» Task brief
Set the listing down again exactly, please, apart from its pictures.

+ + + +

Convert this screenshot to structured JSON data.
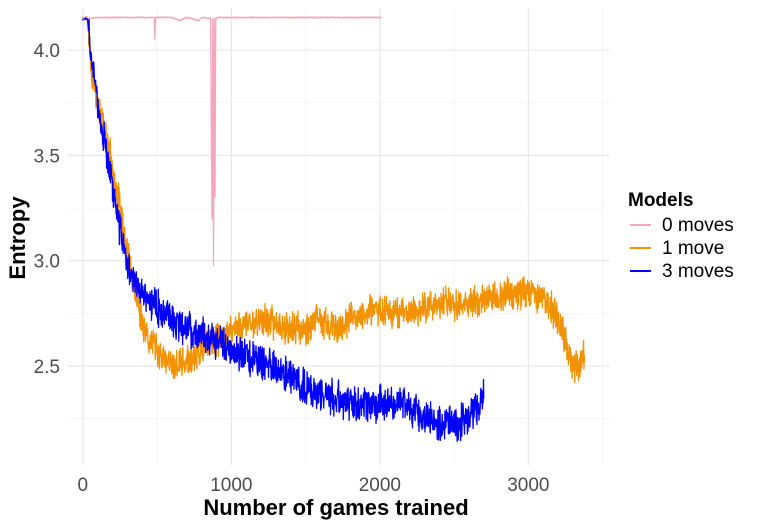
{
  "chart_data": {
    "type": "line",
    "xlabel": "Number of games trained",
    "ylabel": "Entropy",
    "xlim": [
      -100,
      3550
    ],
    "ylim": [
      2.03,
      4.2
    ],
    "x_ticks": [
      0,
      1000,
      2000,
      3000
    ],
    "x_tick_labels": [
      "0",
      "1000",
      "2000",
      "3000"
    ],
    "y_ticks": [
      2.5,
      3.0,
      3.5,
      4.0
    ],
    "y_tick_labels": [
      "2.5",
      "3.0",
      "3.5",
      "4.0"
    ],
    "grid": true,
    "legend": {
      "title": "Models",
      "position": "right"
    },
    "series": [
      {
        "name": "0 moves",
        "color": "#f4a6bd",
        "x_end": 2010,
        "points": [
          [
            0,
            4.15
          ],
          [
            20,
            4.16
          ],
          [
            40,
            4.15
          ],
          [
            100,
            4.155
          ],
          [
            300,
            4.155
          ],
          [
            480,
            4.155
          ],
          [
            485,
            4.05
          ],
          [
            490,
            4.155
          ],
          [
            600,
            4.155
          ],
          [
            650,
            4.14
          ],
          [
            700,
            4.155
          ],
          [
            780,
            4.14
          ],
          [
            800,
            4.155
          ],
          [
            860,
            4.15
          ],
          [
            870,
            3.2
          ],
          [
            875,
            4.15
          ],
          [
            880,
            2.98
          ],
          [
            885,
            4.15
          ],
          [
            890,
            3.3
          ],
          [
            895,
            4.15
          ],
          [
            910,
            4.155
          ],
          [
            1000,
            4.155
          ],
          [
            1500,
            4.155
          ],
          [
            2010,
            4.155
          ]
        ],
        "noise": 0.002,
        "seed": 11
      },
      {
        "name": "1 move",
        "color": "#f39200",
        "x_end": 3380,
        "points": [
          [
            0,
            4.15
          ],
          [
            30,
            4.15
          ],
          [
            60,
            3.9
          ],
          [
            100,
            3.75
          ],
          [
            150,
            3.6
          ],
          [
            200,
            3.45
          ],
          [
            250,
            3.25
          ],
          [
            300,
            3.05
          ],
          [
            350,
            2.85
          ],
          [
            400,
            2.72
          ],
          [
            450,
            2.62
          ],
          [
            500,
            2.58
          ],
          [
            550,
            2.52
          ],
          [
            600,
            2.5
          ],
          [
            700,
            2.52
          ],
          [
            800,
            2.57
          ],
          [
            900,
            2.62
          ],
          [
            1000,
            2.67
          ],
          [
            1100,
            2.7
          ],
          [
            1200,
            2.72
          ],
          [
            1300,
            2.7
          ],
          [
            1400,
            2.68
          ],
          [
            1500,
            2.68
          ],
          [
            1600,
            2.72
          ],
          [
            1700,
            2.67
          ],
          [
            1800,
            2.72
          ],
          [
            1900,
            2.75
          ],
          [
            2000,
            2.77
          ],
          [
            2100,
            2.76
          ],
          [
            2200,
            2.75
          ],
          [
            2300,
            2.78
          ],
          [
            2400,
            2.8
          ],
          [
            2500,
            2.8
          ],
          [
            2600,
            2.8
          ],
          [
            2700,
            2.82
          ],
          [
            2800,
            2.83
          ],
          [
            2900,
            2.85
          ],
          [
            3000,
            2.86
          ],
          [
            3100,
            2.82
          ],
          [
            3150,
            2.78
          ],
          [
            3200,
            2.72
          ],
          [
            3250,
            2.62
          ],
          [
            3300,
            2.5
          ],
          [
            3340,
            2.5
          ],
          [
            3380,
            2.55
          ]
        ],
        "noise": 0.06,
        "seed": 23
      },
      {
        "name": "3 moves",
        "color": "#0000ff",
        "x_end": 2700,
        "points": [
          [
            0,
            4.15
          ],
          [
            30,
            4.15
          ],
          [
            60,
            3.95
          ],
          [
            100,
            3.75
          ],
          [
            150,
            3.55
          ],
          [
            200,
            3.35
          ],
          [
            250,
            3.15
          ],
          [
            300,
            2.98
          ],
          [
            350,
            2.9
          ],
          [
            400,
            2.85
          ],
          [
            450,
            2.82
          ],
          [
            500,
            2.78
          ],
          [
            600,
            2.72
          ],
          [
            700,
            2.68
          ],
          [
            800,
            2.65
          ],
          [
            900,
            2.62
          ],
          [
            1000,
            2.58
          ],
          [
            1100,
            2.55
          ],
          [
            1200,
            2.52
          ],
          [
            1300,
            2.48
          ],
          [
            1400,
            2.44
          ],
          [
            1500,
            2.4
          ],
          [
            1600,
            2.37
          ],
          [
            1700,
            2.35
          ],
          [
            1800,
            2.33
          ],
          [
            1900,
            2.32
          ],
          [
            2000,
            2.32
          ],
          [
            2100,
            2.33
          ],
          [
            2200,
            2.3
          ],
          [
            2300,
            2.25
          ],
          [
            2400,
            2.22
          ],
          [
            2500,
            2.22
          ],
          [
            2600,
            2.26
          ],
          [
            2650,
            2.3
          ],
          [
            2700,
            2.38
          ]
        ],
        "noise": 0.065,
        "seed": 47
      }
    ]
  }
}
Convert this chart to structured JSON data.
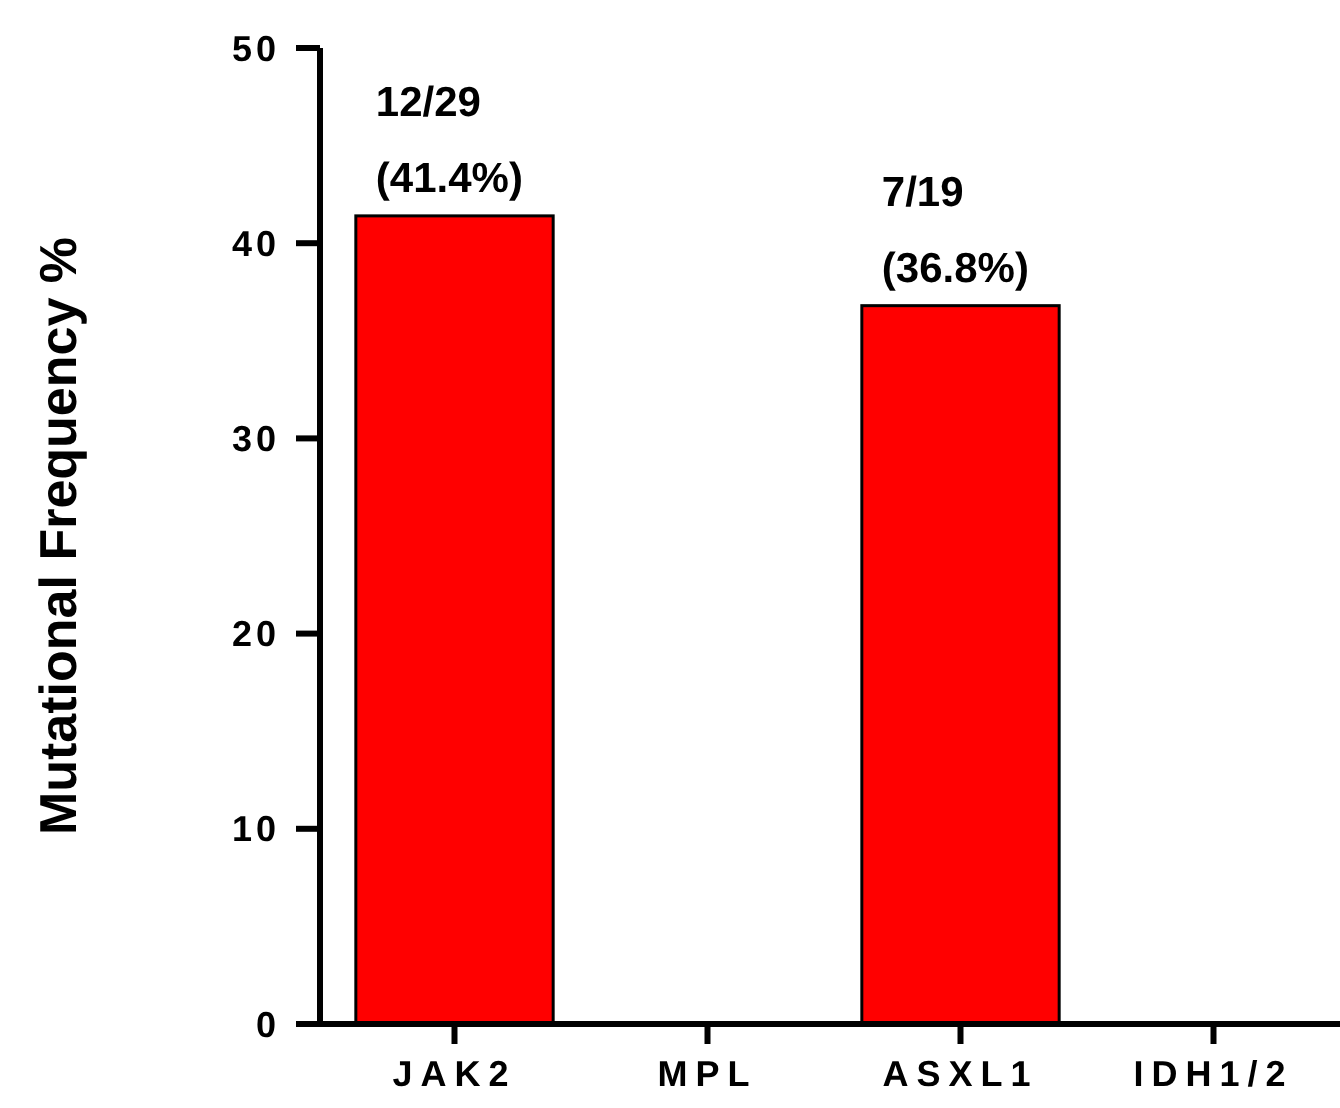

+ + + +

» Correct response
Convert this screenshot to structured JSON data.
{
  "chart_data": {
    "type": "line",
    "xlabel": "Number of games trained",
    "ylabel": "Entropy",
    "xlim": [
      -100,
      3550
    ],
    "ylim": [
      2.03,
      4.2
    ],
    "x_ticks": [
      0,
      1000,
      2000,
      3000
    ],
    "x_tick_labels": [
      "0",
      "1000",
      "2000",
      "3000"
    ],
    "y_ticks": [
      2.5,
      3.0,
      3.5,
      4.0
    ],
    "y_tick_labels": [
      "2.5",
      "3.0",
      "3.5",
      "4.0"
    ],
    "grid": true,
    "legend": {
      "title": "Models",
      "position": "right"
    },
    "series": [
      {
        "name": "0 moves",
        "color": "#f4a6bd",
        "x_end": 2010,
        "points": [
          [
            0,
            4.15
          ],
          [
            20,
            4.16
          ],
          [
            40,
            4.15
          ],
          [
            100,
            4.155
          ],
          [
            300,
            4.155
          ],
          [
            480,
            4.155
          ],
          [
            485,
            4.05
          ],
          [
            490,
            4.155
          ],
          [
            600,
            4.155
          ],
          [
            650,
            4.14
          ],
          [
            700,
            4.155
          ],
          [
            780,
            4.14
          ],
          [
            800,
            4.155
          ],
          [
            860,
            4.15
          ],
          [
            870,
            3.2
          ],
          [
            875,
            4.15
          ],
          [
            880,
            2.98
          ],
          [
            885,
            4.15
          ],
          [
            890,
            3.3
          ],
          [
            895,
            4.15
          ],
          [
            910,
            4.155
          ],
          [
            1000,
            4.155
          ],
          [
            1500,
            4.155
          ],
          [
            2010,
            4.155
          ]
        ],
        "noise": 0.002,
        "seed": 11
      },
      {
        "name": "1 move",
        "color": "#f39200",
        "x_end": 3380,
        "points": [
          [
            0,
            4.15
          ],
          [
            30,
            4.15
          ],
          [
            60,
            3.9
          ],
          [
            100,
            3.75
          ],
          [
            150,
            3.6
          ],
          [
            200,
            3.45
          ],
          [
            250,
            3.25
          ],
          [
            300,
            3.05
          ],
          [
            350,
            2.85
          ],
          [
            400,
            2.72
          ],
          [
            450,
            2.62
          ],
          [
            500,
            2.58
          ],
          [
            550,
            2.52
          ],
          [
            600,
            2.5
          ],
          [
            700,
            2.52
          ],
          [
            800,
            2.57
          ],
          [
            900,
            2.62
          ],
          [
            1000,
            2.67
          ],
          [
            1100,
            2.7
          ],
          [
            1200,
            2.72
          ],
          [
            1300,
            2.7
          ],
          [
            1400,
            2.68
          ],
          [
            1500,
            2.68
          ],
          [
            1600,
            2.72
          ],
          [
            1700,
            2.67
          ],
          [
            1800,
            2.72
          ],
          [
            1900,
            2.75
          ],
          [
            2000,
            2.77
          ],
          [
            2100,
            2.76
          ],
          [
            2200,
            2.75
          ],
          [
            2300,
            2.78
          ],
          [
            2400,
            2.8
          ],
          [
            2500,
            2.8
          ],
          [
            2600,
            2.8
          ],
          [
            2700,
            2.82
          ],
          [
            2800,
            2.83
          ],
          [
            2900,
            2.85
          ],
          [
            3000,
            2.86
          ],
          [
            3100,
            2.82
          ],
          [
            3150,
            2.78
          ],
          [
            3200,
            2.72
          ],
          [
            3250,
            2.62
          ],
          [
            3300,
            2.5
          ],
          [
            3340,
            2.5
          ],
          [
            3380,
            2.55
          ]
        ],
        "noise": 0.06,
        "seed": 23
      },
      {
        "name": "3 moves",
        "color": "#0000ff",
        "x_end": 2700,
        "points": [
          [
            0,
            4.15
          ],
          [
            30,
            4.15
          ],
          [
            60,
            3.95
          ],
          [
            100,
            3.75
          ],
          [
            150,
            3.55
          ],
          [
            200,
            3.35
          ],
          [
            250,
            3.15
          ],
          [
            300,
            2.98
          ],
          [
            350,
            2.9
          ],
          [
            400,
            2.85
          ],
          [
            450,
            2.82
          ],
          [
            500,
            2.78
          ],
          [
            600,
            2.72
          ],
          [
            700,
            2.68
          ],
          [
            800,
            2.65
          ],
          [
            900,
            2.62
          ],
          [
            1000,
            2.58
          ],
          [
            1100,
            2.55
          ],
          [
            1200,
            2.52
          ],
          [
            1300,
            2.48
          ],
          [
            1400,
            2.44
          ],
          [
            1500,
            2.4
          ],
          [
            1600,
            2.37
          ],
          [
            1700,
            2.35
          ],
          [
            1800,
            2.33
          ],
          [
            1900,
            2.32
          ],
          [
            2000,
            2.32
          ],
          [
            2100,
            2.33
          ],
          [
            2200,
            2.3
          ],
          [
            2300,
            2.25
          ],
          [
            2400,
            2.22
          ],
          [
            2500,
            2.22
          ],
          [
            2600,
            2.26
          ],
          [
            2650,
            2.3
          ],
          [
            2700,
            2.38
          ]
        ],
        "noise": 0.065,
        "seed": 47
      }
    ]
  }
}
Convert this chart to structured JSON data.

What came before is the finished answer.